== Data listing

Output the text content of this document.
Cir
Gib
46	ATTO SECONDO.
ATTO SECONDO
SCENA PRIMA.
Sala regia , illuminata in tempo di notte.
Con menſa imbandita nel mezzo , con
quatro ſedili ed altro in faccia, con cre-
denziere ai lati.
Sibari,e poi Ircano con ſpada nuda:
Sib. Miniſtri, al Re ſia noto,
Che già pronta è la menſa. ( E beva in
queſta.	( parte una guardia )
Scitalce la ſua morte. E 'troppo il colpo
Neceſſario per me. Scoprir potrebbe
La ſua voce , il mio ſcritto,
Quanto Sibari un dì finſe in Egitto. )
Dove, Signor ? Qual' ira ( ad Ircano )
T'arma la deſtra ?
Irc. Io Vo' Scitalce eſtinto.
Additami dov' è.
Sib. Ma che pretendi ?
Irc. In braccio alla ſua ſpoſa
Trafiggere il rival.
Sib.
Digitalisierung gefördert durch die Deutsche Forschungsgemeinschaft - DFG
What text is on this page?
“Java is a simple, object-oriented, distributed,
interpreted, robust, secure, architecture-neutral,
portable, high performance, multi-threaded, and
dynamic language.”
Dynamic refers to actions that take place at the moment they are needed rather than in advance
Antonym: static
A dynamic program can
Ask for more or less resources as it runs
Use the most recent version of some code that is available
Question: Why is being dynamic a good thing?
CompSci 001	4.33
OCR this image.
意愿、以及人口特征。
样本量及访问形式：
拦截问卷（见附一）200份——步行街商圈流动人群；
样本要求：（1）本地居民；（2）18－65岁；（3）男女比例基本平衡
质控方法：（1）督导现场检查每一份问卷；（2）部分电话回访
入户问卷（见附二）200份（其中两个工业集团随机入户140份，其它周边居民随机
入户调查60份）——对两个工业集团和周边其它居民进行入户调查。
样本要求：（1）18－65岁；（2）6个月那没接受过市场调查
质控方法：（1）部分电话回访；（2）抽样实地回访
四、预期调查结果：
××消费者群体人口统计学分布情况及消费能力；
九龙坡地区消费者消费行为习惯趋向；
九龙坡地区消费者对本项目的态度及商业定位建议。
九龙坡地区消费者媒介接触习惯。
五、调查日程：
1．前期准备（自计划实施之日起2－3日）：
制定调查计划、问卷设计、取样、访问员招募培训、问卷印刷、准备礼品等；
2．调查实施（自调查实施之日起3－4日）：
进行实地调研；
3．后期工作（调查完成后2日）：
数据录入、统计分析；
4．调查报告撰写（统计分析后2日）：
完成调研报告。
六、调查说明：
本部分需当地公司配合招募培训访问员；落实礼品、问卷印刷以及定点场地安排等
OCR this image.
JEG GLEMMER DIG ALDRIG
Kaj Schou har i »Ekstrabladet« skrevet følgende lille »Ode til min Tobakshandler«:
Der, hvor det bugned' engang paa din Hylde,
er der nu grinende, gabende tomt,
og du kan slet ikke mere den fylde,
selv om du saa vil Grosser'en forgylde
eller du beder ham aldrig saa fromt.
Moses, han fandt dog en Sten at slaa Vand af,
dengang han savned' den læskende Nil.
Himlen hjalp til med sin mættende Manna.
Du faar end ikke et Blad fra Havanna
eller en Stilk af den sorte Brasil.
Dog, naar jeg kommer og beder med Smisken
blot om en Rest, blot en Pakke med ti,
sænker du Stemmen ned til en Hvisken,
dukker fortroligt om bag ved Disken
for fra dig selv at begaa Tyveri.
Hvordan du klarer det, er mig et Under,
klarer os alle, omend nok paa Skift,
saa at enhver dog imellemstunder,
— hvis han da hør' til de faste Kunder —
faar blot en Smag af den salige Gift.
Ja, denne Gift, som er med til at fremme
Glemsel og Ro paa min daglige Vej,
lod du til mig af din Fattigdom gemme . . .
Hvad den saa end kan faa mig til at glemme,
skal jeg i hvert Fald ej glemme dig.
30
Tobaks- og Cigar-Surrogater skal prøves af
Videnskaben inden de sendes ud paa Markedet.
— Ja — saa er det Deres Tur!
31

====

# What this task involves
Find the word "selv" in the records and pull out each line that has it.

# Complete response
selv om du saa vil Grosser'en forgylde
for fra dig selv at begaa Tyveri.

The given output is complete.